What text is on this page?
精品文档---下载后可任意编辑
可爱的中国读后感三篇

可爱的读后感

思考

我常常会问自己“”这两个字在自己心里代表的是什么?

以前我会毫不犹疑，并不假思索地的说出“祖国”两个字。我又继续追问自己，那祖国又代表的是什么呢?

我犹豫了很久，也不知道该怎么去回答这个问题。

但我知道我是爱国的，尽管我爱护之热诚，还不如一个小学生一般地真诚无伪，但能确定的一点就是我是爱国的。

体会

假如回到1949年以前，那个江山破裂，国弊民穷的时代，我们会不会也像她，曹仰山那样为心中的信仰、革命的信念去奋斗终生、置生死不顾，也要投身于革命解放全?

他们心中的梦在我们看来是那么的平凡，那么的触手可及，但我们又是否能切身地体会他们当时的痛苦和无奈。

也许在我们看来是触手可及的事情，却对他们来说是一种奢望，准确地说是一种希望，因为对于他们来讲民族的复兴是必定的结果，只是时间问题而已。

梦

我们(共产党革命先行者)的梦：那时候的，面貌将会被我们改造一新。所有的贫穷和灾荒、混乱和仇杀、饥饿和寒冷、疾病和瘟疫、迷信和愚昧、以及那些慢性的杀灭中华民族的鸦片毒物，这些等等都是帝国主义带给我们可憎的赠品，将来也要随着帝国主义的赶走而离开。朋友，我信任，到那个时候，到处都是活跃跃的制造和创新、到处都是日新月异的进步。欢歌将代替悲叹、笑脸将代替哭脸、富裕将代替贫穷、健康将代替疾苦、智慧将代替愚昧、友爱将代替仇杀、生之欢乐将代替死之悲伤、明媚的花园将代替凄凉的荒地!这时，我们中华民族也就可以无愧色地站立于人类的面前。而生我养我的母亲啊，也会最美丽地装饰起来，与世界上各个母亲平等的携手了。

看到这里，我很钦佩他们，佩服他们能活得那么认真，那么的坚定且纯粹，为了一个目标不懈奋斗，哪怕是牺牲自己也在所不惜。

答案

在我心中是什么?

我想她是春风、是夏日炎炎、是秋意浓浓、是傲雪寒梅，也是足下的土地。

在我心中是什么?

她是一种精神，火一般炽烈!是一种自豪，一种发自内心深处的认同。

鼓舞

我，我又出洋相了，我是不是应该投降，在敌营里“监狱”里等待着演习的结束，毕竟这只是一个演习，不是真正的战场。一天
++++++++++++++++++++
#### What is needed
Retype all of the entries precisely as they are.

#### Written answer
What text is on this page?
精品文档---下载后可任意编辑
可爱的中国读后感三篇

可爱的读后感

思考

我常常会问自己“”这两个字在自己心里代表的是什么?

以前我会毫不犹疑，并不假思索地的说出“祖国”两个字。我又继续追问自己，那祖国又代表的是什么呢?

我犹豫了很久，也不知道该怎么去回答这个问题。

但我知道我是爱国的，尽管我爱护之热诚，还不如一个小学生一般地真诚无伪，但能确定的一点就是我是爱国的。

体会

假如回到1949年以前，那个江山破裂，国弊民穷的时代，我们会不会也像她，曹仰山那样为心中的信仰、革命的信念去奋斗终生、置生死不顾，也要投身于革命解放全?

他们心中的梦在我们看来是那么的平凡，那么的触手可及，但我们又是否能切身地体会他们当时的痛苦和无奈。

也许在我们看来是触手可及的事情，却对他们来说是一种奢望，准确地说是一种希望，因为对于他们来讲民族的复兴是必定的结果，只是时间问题而已。

梦

我们(共产党革命先行者)的梦：那时候的，面貌将会被我们改造一新。所有的贫穷和灾荒、混乱和仇杀、饥饿和寒冷、疾病和瘟疫、迷信和愚昧、以及那些慢性的杀灭中华民族的鸦片毒物，这些等等都是帝国主义带给我们可憎的赠品，将来也要随着帝国主义的赶走而离开。朋友，我信任，到那个时候，到处都是活跃跃的制造和创新、到处都是日新月异的进步。欢歌将代替悲叹、笑脸将代替哭脸、富裕将代替贫穷、健康将代替疾苦、智慧将代替愚昧、友爱将代替仇杀、生之欢乐将代替死之悲伤、明媚的花园将代替凄凉的荒地!这时，我们中华民族也就可以无愧色地站立于人类的面前。而生我养我的母亲啊，也会最美丽地装饰起来，与世界上各个母亲平等的携手了。

看到这里，我很钦佩他们，佩服他们能活得那么认真，那么的坚定且纯粹，为了一个目标不懈奋斗，哪怕是牺牲自己也在所不惜。

答案

在我心中是什么?

我想她是春风、是夏日炎炎、是秋意浓浓、是傲雪寒梅，也是足下的土地。

在我心中是什么?

她是一种精神，火一般炽烈!是一种自豪，一种发自内心深处的认同。

鼓舞

我，我又出洋相了，我是不是应该投降，在敌营里“监狱”里等待着演习的结束，毕竟这只是一个演习，不是真正的战场。一天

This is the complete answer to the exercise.